-- BEGIN LISTED ENTRIES --

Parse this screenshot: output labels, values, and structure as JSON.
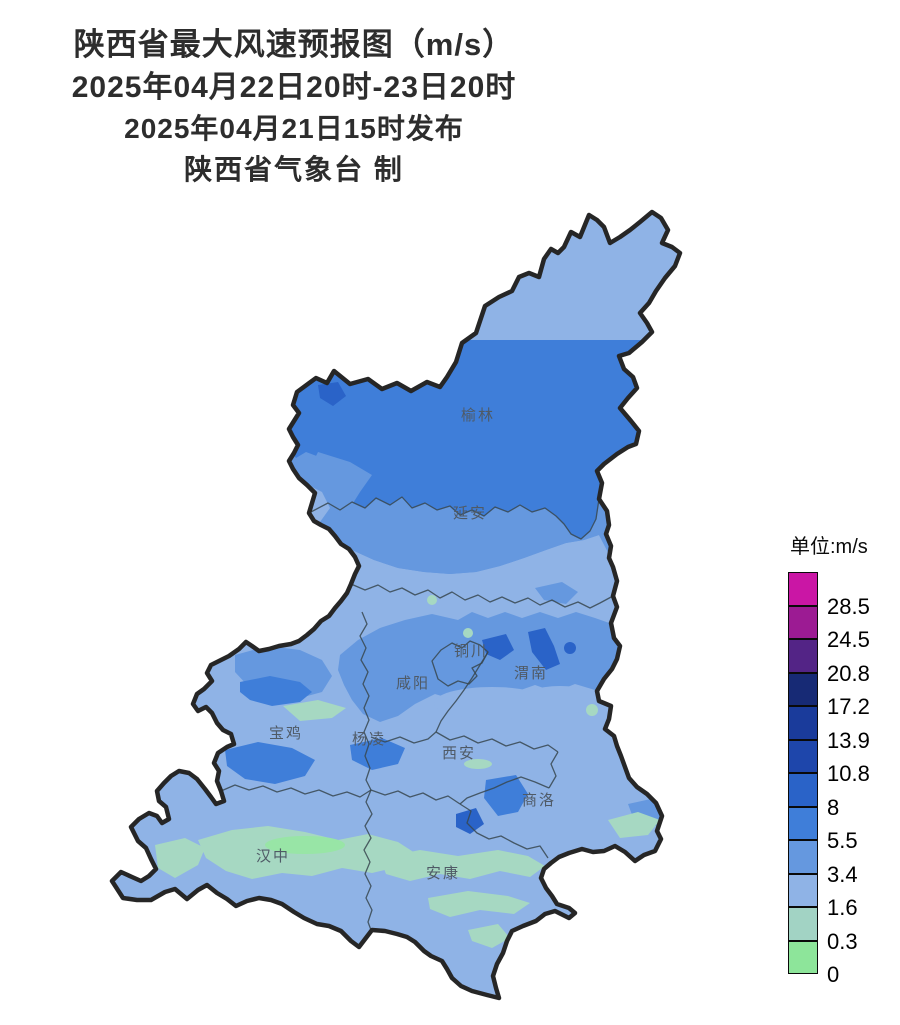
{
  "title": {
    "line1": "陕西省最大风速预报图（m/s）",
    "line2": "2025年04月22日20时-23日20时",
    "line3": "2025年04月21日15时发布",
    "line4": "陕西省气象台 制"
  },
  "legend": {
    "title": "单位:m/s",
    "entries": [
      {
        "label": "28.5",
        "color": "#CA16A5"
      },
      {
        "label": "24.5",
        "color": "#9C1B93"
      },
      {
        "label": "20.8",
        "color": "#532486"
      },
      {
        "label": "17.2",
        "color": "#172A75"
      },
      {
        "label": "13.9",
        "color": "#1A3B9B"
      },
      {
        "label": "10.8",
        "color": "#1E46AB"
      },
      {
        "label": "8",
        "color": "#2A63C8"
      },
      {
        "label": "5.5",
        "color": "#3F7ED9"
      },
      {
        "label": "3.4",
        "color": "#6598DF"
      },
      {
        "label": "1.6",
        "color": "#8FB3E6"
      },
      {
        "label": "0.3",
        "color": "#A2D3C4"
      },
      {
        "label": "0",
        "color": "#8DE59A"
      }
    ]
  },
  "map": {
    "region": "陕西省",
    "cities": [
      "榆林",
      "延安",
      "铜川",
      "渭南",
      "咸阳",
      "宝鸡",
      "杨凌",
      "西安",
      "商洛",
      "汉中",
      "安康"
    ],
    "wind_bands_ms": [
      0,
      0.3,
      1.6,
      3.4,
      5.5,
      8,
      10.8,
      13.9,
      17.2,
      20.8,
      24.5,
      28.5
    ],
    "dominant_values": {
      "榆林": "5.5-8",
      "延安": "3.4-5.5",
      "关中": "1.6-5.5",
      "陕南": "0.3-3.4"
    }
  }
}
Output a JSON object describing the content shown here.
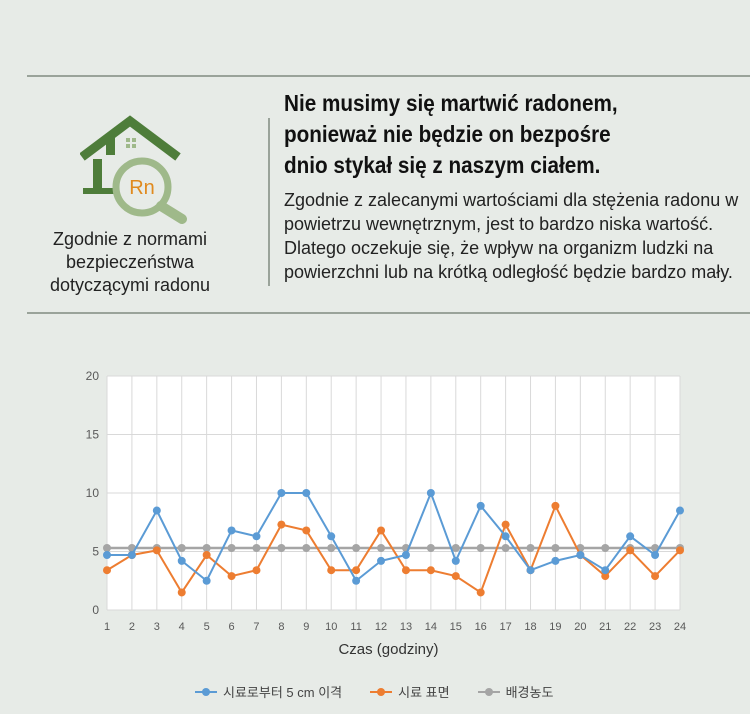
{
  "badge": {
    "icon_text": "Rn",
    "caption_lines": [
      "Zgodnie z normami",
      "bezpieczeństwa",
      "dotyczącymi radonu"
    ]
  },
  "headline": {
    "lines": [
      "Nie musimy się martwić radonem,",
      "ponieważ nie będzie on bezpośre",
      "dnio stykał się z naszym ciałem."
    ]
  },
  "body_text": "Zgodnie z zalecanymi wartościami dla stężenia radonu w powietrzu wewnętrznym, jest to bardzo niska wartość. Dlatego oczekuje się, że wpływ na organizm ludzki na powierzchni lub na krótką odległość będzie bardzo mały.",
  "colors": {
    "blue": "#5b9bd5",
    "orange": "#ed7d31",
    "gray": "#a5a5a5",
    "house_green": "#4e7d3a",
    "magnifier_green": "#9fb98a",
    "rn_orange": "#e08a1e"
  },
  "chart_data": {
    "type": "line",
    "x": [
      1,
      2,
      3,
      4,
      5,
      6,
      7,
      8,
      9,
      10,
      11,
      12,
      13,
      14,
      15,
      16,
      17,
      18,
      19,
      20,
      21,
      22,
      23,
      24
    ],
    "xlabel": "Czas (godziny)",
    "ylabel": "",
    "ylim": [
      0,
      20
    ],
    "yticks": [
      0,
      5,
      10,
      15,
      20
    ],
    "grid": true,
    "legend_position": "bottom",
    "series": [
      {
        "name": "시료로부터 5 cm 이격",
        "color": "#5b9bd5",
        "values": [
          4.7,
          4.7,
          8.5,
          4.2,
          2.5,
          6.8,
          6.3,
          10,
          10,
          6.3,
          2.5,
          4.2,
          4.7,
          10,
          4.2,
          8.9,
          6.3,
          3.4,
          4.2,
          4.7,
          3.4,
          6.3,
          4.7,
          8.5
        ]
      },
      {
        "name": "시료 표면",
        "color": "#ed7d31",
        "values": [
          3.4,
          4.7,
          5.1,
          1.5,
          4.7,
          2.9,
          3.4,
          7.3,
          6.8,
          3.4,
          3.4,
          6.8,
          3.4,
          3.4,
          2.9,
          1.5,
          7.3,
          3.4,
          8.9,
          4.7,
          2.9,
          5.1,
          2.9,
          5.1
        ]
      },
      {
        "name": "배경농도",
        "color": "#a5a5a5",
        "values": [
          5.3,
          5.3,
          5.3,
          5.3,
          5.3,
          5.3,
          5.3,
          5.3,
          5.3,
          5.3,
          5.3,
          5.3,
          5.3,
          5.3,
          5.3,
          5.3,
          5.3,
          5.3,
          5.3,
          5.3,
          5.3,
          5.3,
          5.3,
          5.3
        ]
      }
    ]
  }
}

-- END LISTED ENTRIES --

GIVEN TASK: Can you repeat every record above exactly, apart from the pictures?

ANSWER TO THIS PROBLEM:
Parse this screenshot: output labels, values, and structure as JSON.
{
  "title": {
    "line1": "陕西省最大风速预报图（m/s）",
    "line2": "2025年04月22日20时-23日20时",
    "line3": "2025年04月21日15时发布",
    "line4": "陕西省气象台 制"
  },
  "legend": {
    "title": "单位:m/s",
    "entries": [
      {
        "label": "28.5",
        "color": "#CA16A5"
      },
      {
        "label": "24.5",
        "color": "#9C1B93"
      },
      {
        "label": "20.8",
        "color": "#532486"
      },
      {
        "label": "17.2",
        "color": "#172A75"
      },
      {
        "label": "13.9",
        "color": "#1A3B9B"
      },
      {
        "label": "10.8",
        "color": "#1E46AB"
      },
      {
        "label": "8",
        "color": "#2A63C8"
      },
      {
        "label": "5.5",
        "color": "#3F7ED9"
      },
      {
        "label": "3.4",
        "color": "#6598DF"
      },
      {
        "label": "1.6",
        "color": "#8FB3E6"
      },
      {
        "label": "0.3",
        "color": "#A2D3C4"
      },
      {
        "label": "0",
        "color": "#8DE59A"
      }
    ]
  },
  "map": {
    "region": "陕西省",
    "cities": [
      "榆林",
      "延安",
      "铜川",
      "渭南",
      "咸阳",
      "宝鸡",
      "杨凌",
      "西安",
      "商洛",
      "汉中",
      "安康"
    ],
    "wind_bands_ms": [
      0,
      0.3,
      1.6,
      3.4,
      5.5,
      8,
      10.8,
      13.9,
      17.2,
      20.8,
      24.5,
      28.5
    ],
    "dominant_values": {
      "榆林": "5.5-8",
      "延安": "3.4-5.5",
      "关中": "1.6-5.5",
      "陕南": "0.3-3.4"
    }
  }
}
Output a JSON object describing the content shown here.
{
  "badge": {
    "icon_text": "Rn",
    "caption_lines": [
      "Zgodnie z normami",
      "bezpieczeństwa",
      "dotyczącymi radonu"
    ]
  },
  "headline": {
    "lines": [
      "Nie musimy się martwić radonem,",
      "ponieważ nie będzie on bezpośre",
      "dnio stykał się z naszym ciałem."
    ]
  },
  "body_text": "Zgodnie z zalecanymi wartościami dla stężenia radonu w powietrzu wewnętrznym, jest to bardzo niska wartość. Dlatego oczekuje się, że wpływ na organizm ludzki na powierzchni lub na krótką odległość będzie bardzo mały.",
  "colors": {
    "blue": "#5b9bd5",
    "orange": "#ed7d31",
    "gray": "#a5a5a5",
    "house_green": "#4e7d3a",
    "magnifier_green": "#9fb98a",
    "rn_orange": "#e08a1e"
  },
  "chart_data": {
    "type": "line",
    "x": [
      1,
      2,
      3,
      4,
      5,
      6,
      7,
      8,
      9,
      10,
      11,
      12,
      13,
      14,
      15,
      16,
      17,
      18,
      19,
      20,
      21,
      22,
      23,
      24
    ],
    "xlabel": "Czas (godziny)",
    "ylabel": "",
    "ylim": [
      0,
      20
    ],
    "yticks": [
      0,
      5,
      10,
      15,
      20
    ],
    "grid": true,
    "legend_position": "bottom",
    "series": [
      {
        "name": "시료로부터 5 cm 이격",
        "color": "#5b9bd5",
        "values": [
          4.7,
          4.7,
          8.5,
          4.2,
          2.5,
          6.8,
          6.3,
          10,
          10,
          6.3,
          2.5,
          4.2,
          4.7,
          10,
          4.2,
          8.9,
          6.3,
          3.4,
          4.2,
          4.7,
          3.4,
          6.3,
          4.7,
          8.5
        ]
      },
      {
        "name": "시료 표면",
        "color": "#ed7d31",
        "values": [
          3.4,
          4.7,
          5.1,
          1.5,
          4.7,
          2.9,
          3.4,
          7.3,
          6.8,
          3.4,
          3.4,
          6.8,
          3.4,
          3.4,
          2.9,
          1.5,
          7.3,
          3.4,
          8.9,
          4.7,
          2.9,
          5.1,
          2.9,
          5.1
        ]
      },
      {
        "name": "배경농도",
        "color": "#a5a5a5",
        "values": [
          5.3,
          5.3,
          5.3,
          5.3,
          5.3,
          5.3,
          5.3,
          5.3,
          5.3,
          5.3,
          5.3,
          5.3,
          5.3,
          5.3,
          5.3,
          5.3,
          5.3,
          5.3,
          5.3,
          5.3,
          5.3,
          5.3,
          5.3,
          5.3
        ]
      }
    ]
  }
}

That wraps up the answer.